◆ PROBLEM DETAILS
Each entry below should be written out exactly as it is, with no pictures.

◆ RECORDED DATA
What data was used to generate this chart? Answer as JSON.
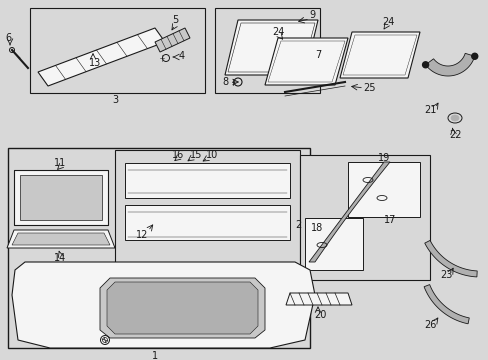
{
  "bg": "#d8d8d8",
  "fg": "#1a1a1a",
  "white": "#f5f5f5",
  "light_gray": "#c8c8c8",
  "mid_gray": "#b0b0b0"
}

◆ THE COMPLETED TASK
What data was used to generate this chart? Answer as JSON.
{
  "bg": "#d8d8d8",
  "fg": "#1a1a1a",
  "white": "#f5f5f5",
  "light_gray": "#c8c8c8",
  "mid_gray": "#b0b0b0"
}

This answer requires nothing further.